── Data excerpts
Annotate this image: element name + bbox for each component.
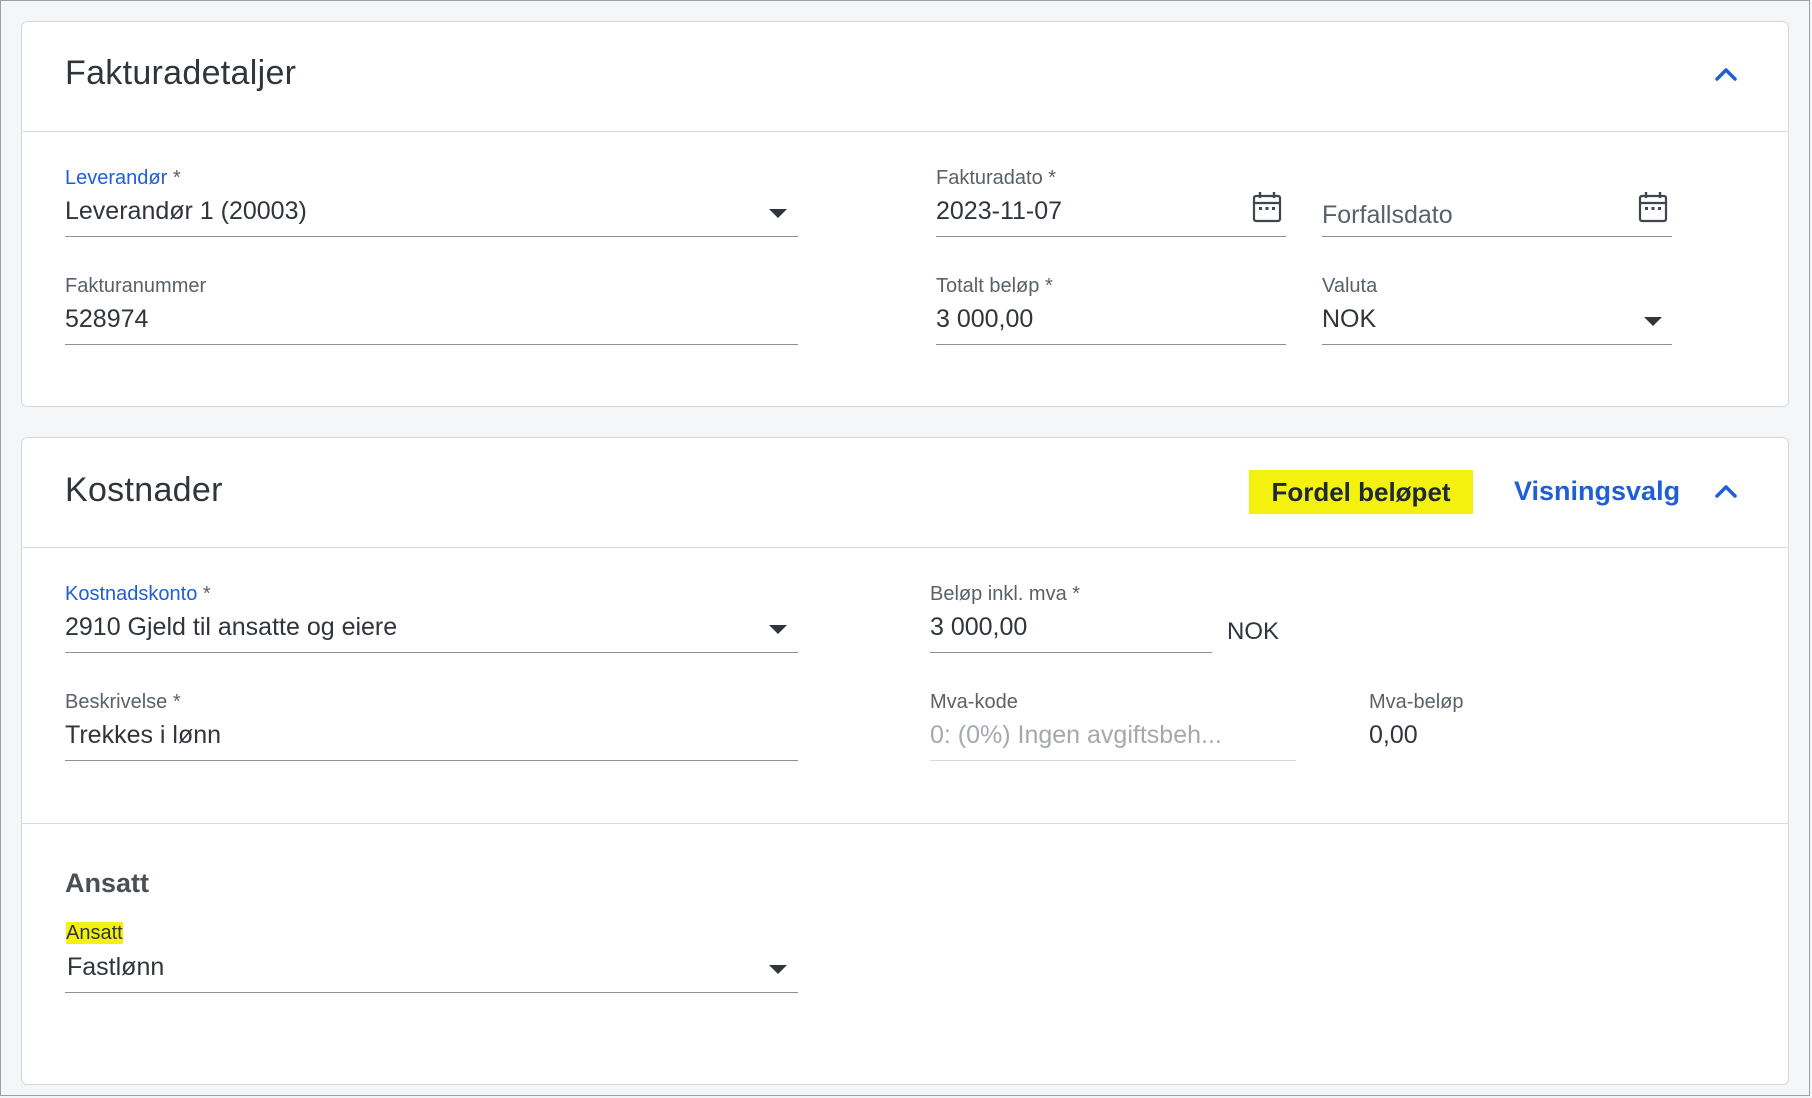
- employee-select[interactable]: Ansatt Fastlønn: [65, 922, 798, 998]
- amount-incl-vat-value: 3 000,00: [930, 613, 1028, 641]
- invoice-number-field[interactable]: Fakturanummer 528974: [65, 275, 798, 350]
- chevron-up-icon[interactable]: [1710, 58, 1742, 90]
- vat-amount-label: Mva-beløp: [1369, 691, 1464, 713]
- view-options-link[interactable]: Visningsvalg: [1514, 476, 1680, 507]
- cost-account-value: 2910 Gjeld til ansatte og eiere: [65, 613, 398, 641]
- total-amount-label: Totalt beløp *: [936, 275, 1053, 297]
- vat-amount-display: Mva-beløp 0,00: [1369, 691, 1569, 766]
- supplier-label: Leverandør *: [65, 167, 181, 189]
- currency-underline: [1322, 344, 1672, 345]
- supplier-select[interactable]: Leverandør * Leverandør 1 (20003): [65, 167, 798, 242]
- due-date-underline: [1322, 236, 1672, 237]
- vat-code-underline: [930, 760, 1296, 761]
- employee-value: Fastlønn: [67, 953, 165, 981]
- invoice-details-title: Fakturadetaljer: [65, 54, 297, 92]
- total-amount-field[interactable]: Totalt beløp * 3 000,00: [936, 275, 1286, 350]
- currency-select[interactable]: Valuta NOK: [1322, 275, 1672, 350]
- chevron-up-icon[interactable]: [1710, 475, 1742, 507]
- invoice-date-field[interactable]: Fakturadato * 2023-11-07: [936, 167, 1286, 242]
- amount-incl-vat-label: Beløp inkl. mva *: [930, 583, 1081, 605]
- amount-incl-vat-underline: [930, 652, 1212, 653]
- page-frame: Fakturadetaljer Leverandør * Leverandør …: [0, 0, 1810, 1096]
- employee-section-heading: Ansatt: [65, 868, 150, 898]
- costs-header: Kostnader Fordel beløpet Visningsvalg: [22, 438, 1788, 548]
- calendar-icon[interactable]: [1252, 191, 1282, 223]
- supplier-value: Leverandør 1 (20003): [65, 197, 307, 225]
- amount-unit: NOK: [1227, 618, 1280, 645]
- employee-underline: [65, 992, 798, 993]
- costs-card: Kostnader Fordel beløpet Visningsvalg Ko…: [21, 437, 1789, 1085]
- dropdown-arrow-icon[interactable]: [769, 209, 787, 218]
- currency-label: Valuta: [1322, 275, 1378, 297]
- costs-title: Kostnader: [65, 471, 223, 509]
- distribute-amount-button[interactable]: Fordel beløpet: [1249, 470, 1473, 514]
- description-field[interactable]: Beskrivelse * Trekkes i lønn: [65, 691, 798, 766]
- total-amount-value: 3 000,00: [936, 305, 1034, 333]
- invoice-number-underline: [65, 344, 798, 345]
- description-label: Beskrivelse *: [65, 691, 181, 713]
- section-divider: [22, 823, 1788, 824]
- invoice-details-card: Fakturadetaljer Leverandør * Leverandør …: [21, 21, 1789, 407]
- invoice-number-value: 528974: [65, 305, 149, 333]
- due-date-field[interactable]: Forfallsdato: [1322, 167, 1672, 242]
- due-date-placeholder: Forfallsdato: [1322, 201, 1453, 229]
- employee-label: Ansatt: [66, 922, 123, 944]
- total-amount-underline: [936, 344, 1286, 345]
- calendar-icon[interactable]: [1638, 191, 1668, 223]
- cost-account-select[interactable]: Kostnadskonto * 2910 Gjeld til ansatte o…: [65, 583, 798, 658]
- vat-code-value: 0: (0%) Ingen avgiftsbeh...: [930, 721, 1222, 749]
- description-underline: [65, 760, 798, 761]
- invoice-date-label: Fakturadato *: [936, 167, 1057, 189]
- vat-code-label: Mva-kode: [930, 691, 1018, 713]
- supplier-underline: [65, 236, 798, 237]
- vat-amount-value: 0,00: [1369, 721, 1418, 749]
- currency-value: NOK: [1322, 305, 1377, 333]
- vat-code-field: Mva-kode 0: (0%) Ingen avgiftsbeh...: [930, 691, 1296, 766]
- invoice-date-underline: [936, 236, 1286, 237]
- invoice-date-value: 2023-11-07: [936, 197, 1063, 225]
- dropdown-arrow-icon[interactable]: [1644, 317, 1662, 326]
- amount-incl-vat-field[interactable]: Beløp inkl. mva * 3 000,00: [930, 583, 1212, 658]
- description-value: Trekkes i lønn: [65, 721, 222, 749]
- cost-account-label: Kostnadskonto *: [65, 583, 211, 605]
- dropdown-arrow-icon[interactable]: [769, 965, 787, 974]
- invoice-details-header: Fakturadetaljer: [22, 22, 1788, 132]
- cost-account-underline: [65, 652, 798, 653]
- invoice-number-label: Fakturanummer: [65, 275, 207, 297]
- dropdown-arrow-icon[interactable]: [769, 625, 787, 634]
────
# Stated exercise
Copy all of the material above line for line, leaving out the picture.

# Task answer
Annotate this image: element name + bbox for each component.
- employee-select[interactable]: Ansatt Fastlønn: [65, 922, 798, 998]
- amount-incl-vat-value: 3 000,00: [930, 613, 1028, 641]
- invoice-number-field[interactable]: Fakturanummer 528974: [65, 275, 798, 350]
- chevron-up-icon[interactable]: [1710, 58, 1742, 90]
- vat-amount-label: Mva-beløp: [1369, 691, 1464, 713]
- view-options-link[interactable]: Visningsvalg: [1514, 476, 1680, 507]
- cost-account-value: 2910 Gjeld til ansatte og eiere: [65, 613, 398, 641]
- total-amount-label: Totalt beløp *: [936, 275, 1053, 297]
- vat-amount-display: Mva-beløp 0,00: [1369, 691, 1569, 766]
- supplier-label: Leverandør *: [65, 167, 181, 189]
- currency-underline: [1322, 344, 1672, 345]
- supplier-select[interactable]: Leverandør * Leverandør 1 (20003): [65, 167, 798, 242]
- due-date-underline: [1322, 236, 1672, 237]
- vat-code-underline: [930, 760, 1296, 761]
- employee-value: Fastlønn: [67, 953, 165, 981]
- invoice-details-title: Fakturadetaljer: [65, 54, 297, 92]
- total-amount-field[interactable]: Totalt beløp * 3 000,00: [936, 275, 1286, 350]
- currency-select[interactable]: Valuta NOK: [1322, 275, 1672, 350]
- chevron-up-icon[interactable]: [1710, 475, 1742, 507]
- invoice-date-field[interactable]: Fakturadato * 2023-11-07: [936, 167, 1286, 242]
- amount-incl-vat-label: Beløp inkl. mva *: [930, 583, 1081, 605]
- amount-incl-vat-underline: [930, 652, 1212, 653]
- page-frame: Fakturadetaljer Leverandør * Leverandør …: [0, 0, 1810, 1096]
- employee-section-heading: Ansatt: [65, 868, 150, 898]
- costs-header: Kostnader Fordel beløpet Visningsvalg: [22, 438, 1788, 548]
- calendar-icon[interactable]: [1252, 191, 1282, 223]
- supplier-value: Leverandør 1 (20003): [65, 197, 307, 225]
- amount-unit: NOK: [1227, 618, 1280, 645]
- employee-underline: [65, 992, 798, 993]
- costs-card: Kostnader Fordel beløpet Visningsvalg Ko…: [21, 437, 1789, 1085]
- dropdown-arrow-icon[interactable]: [769, 209, 787, 218]
- currency-label: Valuta: [1322, 275, 1378, 297]
- costs-title: Kostnader: [65, 471, 223, 509]
- distribute-amount-button[interactable]: Fordel beløpet: [1249, 470, 1473, 514]
- description-field[interactable]: Beskrivelse * Trekkes i lønn: [65, 691, 798, 766]
- total-amount-value: 3 000,00: [936, 305, 1034, 333]
- invoice-number-underline: [65, 344, 798, 345]
- description-label: Beskrivelse *: [65, 691, 181, 713]
- section-divider: [22, 823, 1788, 824]
- invoice-details-card: Fakturadetaljer Leverandør * Leverandør …: [21, 21, 1789, 407]
- invoice-number-value: 528974: [65, 305, 149, 333]
- due-date-field[interactable]: Forfallsdato: [1322, 167, 1672, 242]
- due-date-placeholder: Forfallsdato: [1322, 201, 1453, 229]
- employee-label: Ansatt: [66, 922, 123, 944]
- total-amount-underline: [936, 344, 1286, 345]
- calendar-icon[interactable]: [1638, 191, 1668, 223]
- cost-account-select[interactable]: Kostnadskonto * 2910 Gjeld til ansatte o…: [65, 583, 798, 658]
- vat-code-value: 0: (0%) Ingen avgiftsbeh...: [930, 721, 1222, 749]
- description-underline: [65, 760, 798, 761]
- invoice-date-label: Fakturadato *: [936, 167, 1057, 189]
- vat-code-label: Mva-kode: [930, 691, 1018, 713]
- supplier-underline: [65, 236, 798, 237]
- vat-amount-value: 0,00: [1369, 721, 1418, 749]
- currency-value: NOK: [1322, 305, 1377, 333]
- vat-code-field: Mva-kode 0: (0%) Ingen avgiftsbeh...: [930, 691, 1296, 766]
- invoice-date-underline: [936, 236, 1286, 237]
- invoice-date-value: 2023-11-07: [936, 197, 1063, 225]
- dropdown-arrow-icon[interactable]: [1644, 317, 1662, 326]
- amount-incl-vat-field[interactable]: Beløp inkl. mva * 3 000,00: [930, 583, 1212, 658]
- description-value: Trekkes i lønn: [65, 721, 222, 749]
- cost-account-label: Kostnadskonto *: [65, 583, 211, 605]
- dropdown-arrow-icon[interactable]: [769, 965, 787, 974]
- invoice-details-header: Fakturadetaljer: [22, 22, 1788, 132]
- cost-account-underline: [65, 652, 798, 653]
- invoice-number-label: Fakturanummer: [65, 275, 207, 297]
- dropdown-arrow-icon[interactable]: [769, 625, 787, 634]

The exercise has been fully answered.